Job
Check every line of the material below for the string "image", and return the ones that have it.

Input records

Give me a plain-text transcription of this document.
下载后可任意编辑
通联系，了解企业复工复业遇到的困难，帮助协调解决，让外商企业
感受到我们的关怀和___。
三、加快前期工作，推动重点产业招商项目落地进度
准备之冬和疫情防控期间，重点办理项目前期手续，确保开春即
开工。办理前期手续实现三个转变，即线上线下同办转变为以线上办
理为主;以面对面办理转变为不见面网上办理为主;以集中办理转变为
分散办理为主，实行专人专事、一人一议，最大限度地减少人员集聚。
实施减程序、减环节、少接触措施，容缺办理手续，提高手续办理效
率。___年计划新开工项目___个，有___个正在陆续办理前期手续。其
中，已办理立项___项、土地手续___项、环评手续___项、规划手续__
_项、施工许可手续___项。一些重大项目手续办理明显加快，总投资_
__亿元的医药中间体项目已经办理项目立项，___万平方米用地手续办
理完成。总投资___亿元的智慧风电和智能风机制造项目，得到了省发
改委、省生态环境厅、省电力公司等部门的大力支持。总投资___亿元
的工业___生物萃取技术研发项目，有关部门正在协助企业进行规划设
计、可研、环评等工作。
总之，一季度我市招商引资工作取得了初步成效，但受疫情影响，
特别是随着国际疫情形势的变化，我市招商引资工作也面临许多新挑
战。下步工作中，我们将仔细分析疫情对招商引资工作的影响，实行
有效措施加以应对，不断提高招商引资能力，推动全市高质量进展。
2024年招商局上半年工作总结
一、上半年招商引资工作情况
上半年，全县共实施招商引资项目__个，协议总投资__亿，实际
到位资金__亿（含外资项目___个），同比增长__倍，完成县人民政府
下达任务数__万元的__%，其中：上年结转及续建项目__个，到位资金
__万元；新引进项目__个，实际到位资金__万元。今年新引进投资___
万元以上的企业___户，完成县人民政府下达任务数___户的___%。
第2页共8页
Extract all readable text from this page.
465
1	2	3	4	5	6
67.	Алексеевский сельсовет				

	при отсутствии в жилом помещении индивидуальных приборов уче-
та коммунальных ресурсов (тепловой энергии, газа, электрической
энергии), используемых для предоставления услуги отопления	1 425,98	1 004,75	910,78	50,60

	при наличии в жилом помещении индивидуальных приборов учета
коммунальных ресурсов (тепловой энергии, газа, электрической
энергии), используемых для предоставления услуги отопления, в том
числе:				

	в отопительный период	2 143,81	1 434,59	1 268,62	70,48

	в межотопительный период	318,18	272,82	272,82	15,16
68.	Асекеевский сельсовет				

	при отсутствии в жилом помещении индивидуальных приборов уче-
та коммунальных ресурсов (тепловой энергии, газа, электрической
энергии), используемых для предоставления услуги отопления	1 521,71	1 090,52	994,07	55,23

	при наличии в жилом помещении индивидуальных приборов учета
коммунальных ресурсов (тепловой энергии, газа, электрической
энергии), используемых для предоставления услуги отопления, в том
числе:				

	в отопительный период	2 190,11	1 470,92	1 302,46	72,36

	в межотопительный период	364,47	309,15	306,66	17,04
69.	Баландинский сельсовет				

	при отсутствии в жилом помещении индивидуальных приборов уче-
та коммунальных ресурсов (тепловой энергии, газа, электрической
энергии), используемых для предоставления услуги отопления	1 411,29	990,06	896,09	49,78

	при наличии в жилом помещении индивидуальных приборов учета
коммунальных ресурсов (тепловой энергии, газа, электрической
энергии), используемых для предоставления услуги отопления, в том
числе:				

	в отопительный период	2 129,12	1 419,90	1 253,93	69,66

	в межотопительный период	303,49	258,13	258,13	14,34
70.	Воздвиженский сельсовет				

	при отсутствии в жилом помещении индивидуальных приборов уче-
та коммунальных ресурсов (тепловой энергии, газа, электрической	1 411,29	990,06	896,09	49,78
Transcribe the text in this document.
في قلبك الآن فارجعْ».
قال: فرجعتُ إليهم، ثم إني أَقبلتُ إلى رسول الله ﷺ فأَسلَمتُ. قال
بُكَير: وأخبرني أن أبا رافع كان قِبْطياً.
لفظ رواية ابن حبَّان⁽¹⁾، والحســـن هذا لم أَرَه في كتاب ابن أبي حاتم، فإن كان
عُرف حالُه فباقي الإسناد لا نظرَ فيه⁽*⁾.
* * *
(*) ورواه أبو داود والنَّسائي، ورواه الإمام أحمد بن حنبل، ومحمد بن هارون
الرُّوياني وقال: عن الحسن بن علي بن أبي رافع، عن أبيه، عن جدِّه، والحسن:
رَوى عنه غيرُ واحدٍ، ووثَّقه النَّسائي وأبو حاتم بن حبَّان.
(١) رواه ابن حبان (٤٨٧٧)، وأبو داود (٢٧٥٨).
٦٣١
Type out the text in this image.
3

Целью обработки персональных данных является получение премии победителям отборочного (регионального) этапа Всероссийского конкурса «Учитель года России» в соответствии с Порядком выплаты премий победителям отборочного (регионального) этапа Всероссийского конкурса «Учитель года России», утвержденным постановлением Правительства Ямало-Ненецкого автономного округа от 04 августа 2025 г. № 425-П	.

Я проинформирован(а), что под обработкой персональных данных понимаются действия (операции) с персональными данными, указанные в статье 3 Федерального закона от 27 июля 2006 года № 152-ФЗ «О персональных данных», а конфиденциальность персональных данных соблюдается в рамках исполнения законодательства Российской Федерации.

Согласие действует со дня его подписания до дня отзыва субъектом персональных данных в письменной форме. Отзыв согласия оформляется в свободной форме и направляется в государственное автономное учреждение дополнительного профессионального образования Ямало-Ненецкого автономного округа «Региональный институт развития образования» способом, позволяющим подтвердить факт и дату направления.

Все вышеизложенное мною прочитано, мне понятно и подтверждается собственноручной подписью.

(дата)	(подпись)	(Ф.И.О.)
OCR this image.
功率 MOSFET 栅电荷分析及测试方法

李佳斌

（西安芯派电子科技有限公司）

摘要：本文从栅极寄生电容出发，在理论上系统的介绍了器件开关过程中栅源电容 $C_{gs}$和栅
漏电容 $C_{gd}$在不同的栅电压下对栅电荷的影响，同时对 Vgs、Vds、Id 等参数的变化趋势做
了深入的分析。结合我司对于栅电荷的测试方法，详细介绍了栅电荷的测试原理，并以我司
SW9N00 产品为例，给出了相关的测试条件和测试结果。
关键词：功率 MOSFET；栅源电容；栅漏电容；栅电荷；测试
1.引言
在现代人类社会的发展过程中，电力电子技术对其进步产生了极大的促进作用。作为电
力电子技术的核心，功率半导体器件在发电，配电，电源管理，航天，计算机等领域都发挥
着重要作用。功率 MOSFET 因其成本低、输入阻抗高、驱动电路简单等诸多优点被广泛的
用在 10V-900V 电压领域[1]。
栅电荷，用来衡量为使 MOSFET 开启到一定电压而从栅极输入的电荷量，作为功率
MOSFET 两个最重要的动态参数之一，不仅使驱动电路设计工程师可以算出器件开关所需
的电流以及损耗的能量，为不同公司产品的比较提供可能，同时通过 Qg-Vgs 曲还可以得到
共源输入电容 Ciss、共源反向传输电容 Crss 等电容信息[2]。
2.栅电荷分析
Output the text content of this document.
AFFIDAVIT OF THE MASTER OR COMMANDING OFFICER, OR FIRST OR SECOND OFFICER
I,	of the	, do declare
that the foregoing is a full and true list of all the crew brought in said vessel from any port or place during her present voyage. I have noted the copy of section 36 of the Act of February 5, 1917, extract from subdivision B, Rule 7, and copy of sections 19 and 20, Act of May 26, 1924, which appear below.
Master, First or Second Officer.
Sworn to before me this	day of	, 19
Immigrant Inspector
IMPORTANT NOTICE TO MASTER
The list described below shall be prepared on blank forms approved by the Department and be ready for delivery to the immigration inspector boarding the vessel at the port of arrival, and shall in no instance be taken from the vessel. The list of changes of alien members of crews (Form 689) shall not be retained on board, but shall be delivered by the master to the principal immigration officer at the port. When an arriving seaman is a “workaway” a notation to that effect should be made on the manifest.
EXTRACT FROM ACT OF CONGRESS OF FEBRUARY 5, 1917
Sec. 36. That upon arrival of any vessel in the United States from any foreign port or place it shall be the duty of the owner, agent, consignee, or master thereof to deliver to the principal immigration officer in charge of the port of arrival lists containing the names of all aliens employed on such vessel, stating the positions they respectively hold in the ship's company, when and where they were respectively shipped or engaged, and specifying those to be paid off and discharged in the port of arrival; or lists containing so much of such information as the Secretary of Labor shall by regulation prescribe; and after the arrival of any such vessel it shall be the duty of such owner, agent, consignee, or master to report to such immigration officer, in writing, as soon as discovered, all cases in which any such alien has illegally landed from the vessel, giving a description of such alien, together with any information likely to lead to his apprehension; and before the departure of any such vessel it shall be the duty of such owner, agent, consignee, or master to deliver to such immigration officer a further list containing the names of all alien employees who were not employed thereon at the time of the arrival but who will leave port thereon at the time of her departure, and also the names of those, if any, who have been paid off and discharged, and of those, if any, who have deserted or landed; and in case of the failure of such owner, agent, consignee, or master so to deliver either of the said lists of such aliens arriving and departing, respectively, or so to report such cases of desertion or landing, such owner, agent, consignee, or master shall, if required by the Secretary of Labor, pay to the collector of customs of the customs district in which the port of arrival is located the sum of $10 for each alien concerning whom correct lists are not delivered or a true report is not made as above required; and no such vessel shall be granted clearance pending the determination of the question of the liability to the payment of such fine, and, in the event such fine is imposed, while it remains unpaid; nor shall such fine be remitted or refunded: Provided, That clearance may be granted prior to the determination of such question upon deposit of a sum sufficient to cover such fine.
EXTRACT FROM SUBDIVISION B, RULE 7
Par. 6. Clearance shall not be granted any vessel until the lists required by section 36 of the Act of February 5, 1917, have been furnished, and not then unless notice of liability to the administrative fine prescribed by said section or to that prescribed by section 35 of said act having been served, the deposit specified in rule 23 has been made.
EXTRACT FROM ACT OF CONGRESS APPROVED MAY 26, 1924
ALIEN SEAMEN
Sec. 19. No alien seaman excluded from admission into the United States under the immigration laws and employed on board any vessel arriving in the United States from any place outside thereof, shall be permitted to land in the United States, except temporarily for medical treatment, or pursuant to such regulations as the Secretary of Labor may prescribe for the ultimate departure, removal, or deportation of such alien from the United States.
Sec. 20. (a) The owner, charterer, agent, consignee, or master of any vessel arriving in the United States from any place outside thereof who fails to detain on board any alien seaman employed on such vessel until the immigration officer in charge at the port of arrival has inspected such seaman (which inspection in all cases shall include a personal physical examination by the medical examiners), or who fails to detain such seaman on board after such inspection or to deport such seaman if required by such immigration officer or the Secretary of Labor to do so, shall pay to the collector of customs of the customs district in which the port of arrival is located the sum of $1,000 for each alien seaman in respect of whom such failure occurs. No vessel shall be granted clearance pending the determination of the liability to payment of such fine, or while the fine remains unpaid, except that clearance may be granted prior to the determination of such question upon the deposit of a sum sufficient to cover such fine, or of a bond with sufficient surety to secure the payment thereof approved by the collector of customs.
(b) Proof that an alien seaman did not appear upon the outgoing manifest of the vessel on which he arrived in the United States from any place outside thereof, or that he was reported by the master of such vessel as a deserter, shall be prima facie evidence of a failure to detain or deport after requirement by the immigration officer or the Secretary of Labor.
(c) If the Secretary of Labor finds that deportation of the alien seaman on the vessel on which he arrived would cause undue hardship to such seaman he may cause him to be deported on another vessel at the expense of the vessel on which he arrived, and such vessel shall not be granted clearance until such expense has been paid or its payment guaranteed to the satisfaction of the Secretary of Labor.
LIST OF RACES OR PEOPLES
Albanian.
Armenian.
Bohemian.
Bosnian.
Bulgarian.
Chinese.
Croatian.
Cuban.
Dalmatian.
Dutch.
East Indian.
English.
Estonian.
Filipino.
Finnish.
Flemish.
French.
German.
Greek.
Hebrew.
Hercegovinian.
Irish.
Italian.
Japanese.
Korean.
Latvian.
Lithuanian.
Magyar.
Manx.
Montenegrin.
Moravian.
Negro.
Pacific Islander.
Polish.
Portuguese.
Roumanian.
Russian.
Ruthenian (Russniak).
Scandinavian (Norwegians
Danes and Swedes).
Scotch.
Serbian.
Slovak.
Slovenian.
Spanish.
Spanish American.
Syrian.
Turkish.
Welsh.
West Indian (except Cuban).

The response
Type out the text in this image.
OCR this image.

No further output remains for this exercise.